Challenge:
Search the material for the string "color", then report how many lines hold it, with no other text.

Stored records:

= = = = = = =

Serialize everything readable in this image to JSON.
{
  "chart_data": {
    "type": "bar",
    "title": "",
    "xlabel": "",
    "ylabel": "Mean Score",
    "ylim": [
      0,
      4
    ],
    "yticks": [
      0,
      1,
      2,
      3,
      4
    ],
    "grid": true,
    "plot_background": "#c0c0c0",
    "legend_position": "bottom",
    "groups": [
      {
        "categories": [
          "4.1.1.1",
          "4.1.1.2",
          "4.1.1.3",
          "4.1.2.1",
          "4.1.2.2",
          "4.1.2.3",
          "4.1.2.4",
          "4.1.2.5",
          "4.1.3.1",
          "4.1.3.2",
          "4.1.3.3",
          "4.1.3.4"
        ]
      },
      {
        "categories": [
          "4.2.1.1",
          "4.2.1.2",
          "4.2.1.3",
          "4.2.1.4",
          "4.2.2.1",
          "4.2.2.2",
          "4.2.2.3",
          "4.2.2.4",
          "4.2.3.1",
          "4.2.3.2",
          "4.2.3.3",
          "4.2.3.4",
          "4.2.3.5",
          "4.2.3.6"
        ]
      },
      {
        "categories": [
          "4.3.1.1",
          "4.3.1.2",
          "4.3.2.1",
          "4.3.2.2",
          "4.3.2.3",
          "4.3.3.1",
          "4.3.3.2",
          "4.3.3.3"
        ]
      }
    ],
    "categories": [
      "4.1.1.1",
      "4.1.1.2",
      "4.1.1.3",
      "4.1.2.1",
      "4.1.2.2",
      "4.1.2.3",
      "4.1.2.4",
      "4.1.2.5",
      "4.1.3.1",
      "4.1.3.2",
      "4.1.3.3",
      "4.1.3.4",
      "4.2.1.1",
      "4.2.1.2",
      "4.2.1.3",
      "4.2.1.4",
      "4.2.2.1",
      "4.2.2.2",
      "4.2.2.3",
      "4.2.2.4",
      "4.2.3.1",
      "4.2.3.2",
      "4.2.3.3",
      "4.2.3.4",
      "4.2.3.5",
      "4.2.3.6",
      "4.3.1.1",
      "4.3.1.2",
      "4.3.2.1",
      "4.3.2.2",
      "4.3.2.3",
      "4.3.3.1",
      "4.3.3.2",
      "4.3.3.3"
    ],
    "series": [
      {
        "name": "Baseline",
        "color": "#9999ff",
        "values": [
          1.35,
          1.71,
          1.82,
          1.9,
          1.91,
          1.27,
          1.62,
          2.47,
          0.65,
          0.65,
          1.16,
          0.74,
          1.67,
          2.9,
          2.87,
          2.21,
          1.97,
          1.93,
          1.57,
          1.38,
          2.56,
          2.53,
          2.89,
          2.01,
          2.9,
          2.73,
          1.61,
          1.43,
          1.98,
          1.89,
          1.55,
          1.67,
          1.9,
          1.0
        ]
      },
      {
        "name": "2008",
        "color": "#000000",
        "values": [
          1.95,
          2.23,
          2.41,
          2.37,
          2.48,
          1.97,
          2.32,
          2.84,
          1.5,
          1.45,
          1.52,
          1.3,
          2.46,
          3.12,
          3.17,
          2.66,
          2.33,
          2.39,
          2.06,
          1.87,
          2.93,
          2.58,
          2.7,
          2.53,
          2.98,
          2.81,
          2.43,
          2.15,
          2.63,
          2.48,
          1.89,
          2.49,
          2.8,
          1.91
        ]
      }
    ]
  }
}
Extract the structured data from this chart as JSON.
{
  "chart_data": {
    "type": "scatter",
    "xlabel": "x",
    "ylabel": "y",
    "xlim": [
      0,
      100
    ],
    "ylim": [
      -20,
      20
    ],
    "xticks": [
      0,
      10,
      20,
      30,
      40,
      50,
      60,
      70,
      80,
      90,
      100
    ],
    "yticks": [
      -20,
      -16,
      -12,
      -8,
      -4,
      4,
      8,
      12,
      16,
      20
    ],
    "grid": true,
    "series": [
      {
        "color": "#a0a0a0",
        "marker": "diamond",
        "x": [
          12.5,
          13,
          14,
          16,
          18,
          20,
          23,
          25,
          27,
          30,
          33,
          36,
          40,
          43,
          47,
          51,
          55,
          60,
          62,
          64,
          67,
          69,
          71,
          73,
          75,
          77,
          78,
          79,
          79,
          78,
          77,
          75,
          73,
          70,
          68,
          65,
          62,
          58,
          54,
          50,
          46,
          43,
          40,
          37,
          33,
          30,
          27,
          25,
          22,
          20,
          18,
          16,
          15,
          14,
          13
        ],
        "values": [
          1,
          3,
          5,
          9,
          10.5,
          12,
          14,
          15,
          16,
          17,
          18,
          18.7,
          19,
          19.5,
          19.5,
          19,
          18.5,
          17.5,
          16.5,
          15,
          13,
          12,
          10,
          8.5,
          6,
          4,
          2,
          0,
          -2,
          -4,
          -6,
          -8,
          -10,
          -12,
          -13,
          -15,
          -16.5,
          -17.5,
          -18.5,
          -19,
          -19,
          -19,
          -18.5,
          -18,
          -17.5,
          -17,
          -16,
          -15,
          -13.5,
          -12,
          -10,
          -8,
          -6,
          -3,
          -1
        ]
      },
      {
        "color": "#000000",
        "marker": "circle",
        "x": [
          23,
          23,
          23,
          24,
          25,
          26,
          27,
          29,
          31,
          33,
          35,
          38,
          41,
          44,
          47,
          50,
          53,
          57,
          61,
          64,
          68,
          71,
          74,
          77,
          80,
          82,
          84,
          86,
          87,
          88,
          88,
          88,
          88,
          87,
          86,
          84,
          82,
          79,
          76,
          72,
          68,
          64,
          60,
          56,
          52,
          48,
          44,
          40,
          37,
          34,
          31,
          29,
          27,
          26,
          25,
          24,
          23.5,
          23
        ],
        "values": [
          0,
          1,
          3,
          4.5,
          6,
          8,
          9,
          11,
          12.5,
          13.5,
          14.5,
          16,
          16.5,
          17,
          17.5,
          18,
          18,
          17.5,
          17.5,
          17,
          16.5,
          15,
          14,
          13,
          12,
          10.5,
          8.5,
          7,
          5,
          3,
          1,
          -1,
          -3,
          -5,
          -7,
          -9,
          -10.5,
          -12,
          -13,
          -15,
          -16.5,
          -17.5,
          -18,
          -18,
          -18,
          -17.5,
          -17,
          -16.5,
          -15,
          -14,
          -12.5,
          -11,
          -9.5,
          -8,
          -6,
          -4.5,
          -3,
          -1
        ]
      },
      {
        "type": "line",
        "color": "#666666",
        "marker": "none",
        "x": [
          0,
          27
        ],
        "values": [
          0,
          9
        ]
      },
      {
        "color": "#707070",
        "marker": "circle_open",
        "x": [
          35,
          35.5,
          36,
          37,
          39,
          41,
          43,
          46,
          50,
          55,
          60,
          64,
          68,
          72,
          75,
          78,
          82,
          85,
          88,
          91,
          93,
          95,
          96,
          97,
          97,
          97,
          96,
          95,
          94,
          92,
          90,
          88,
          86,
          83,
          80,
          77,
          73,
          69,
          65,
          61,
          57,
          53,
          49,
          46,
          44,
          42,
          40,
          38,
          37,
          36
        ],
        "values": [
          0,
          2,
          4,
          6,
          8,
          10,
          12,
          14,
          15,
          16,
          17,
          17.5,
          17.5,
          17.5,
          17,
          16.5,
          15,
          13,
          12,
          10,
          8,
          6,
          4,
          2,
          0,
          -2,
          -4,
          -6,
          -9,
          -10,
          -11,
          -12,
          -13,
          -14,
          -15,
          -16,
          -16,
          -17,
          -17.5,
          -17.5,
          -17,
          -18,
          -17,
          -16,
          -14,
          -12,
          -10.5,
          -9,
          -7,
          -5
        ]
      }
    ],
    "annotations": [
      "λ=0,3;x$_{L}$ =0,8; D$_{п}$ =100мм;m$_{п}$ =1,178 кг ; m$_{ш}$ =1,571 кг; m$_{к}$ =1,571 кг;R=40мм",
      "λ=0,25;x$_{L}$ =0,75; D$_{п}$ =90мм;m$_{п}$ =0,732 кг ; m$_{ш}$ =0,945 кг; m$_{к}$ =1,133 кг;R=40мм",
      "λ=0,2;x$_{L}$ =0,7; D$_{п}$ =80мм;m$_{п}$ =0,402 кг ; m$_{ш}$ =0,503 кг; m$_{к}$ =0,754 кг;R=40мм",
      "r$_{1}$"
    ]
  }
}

= = = = = = =

Correct output:
6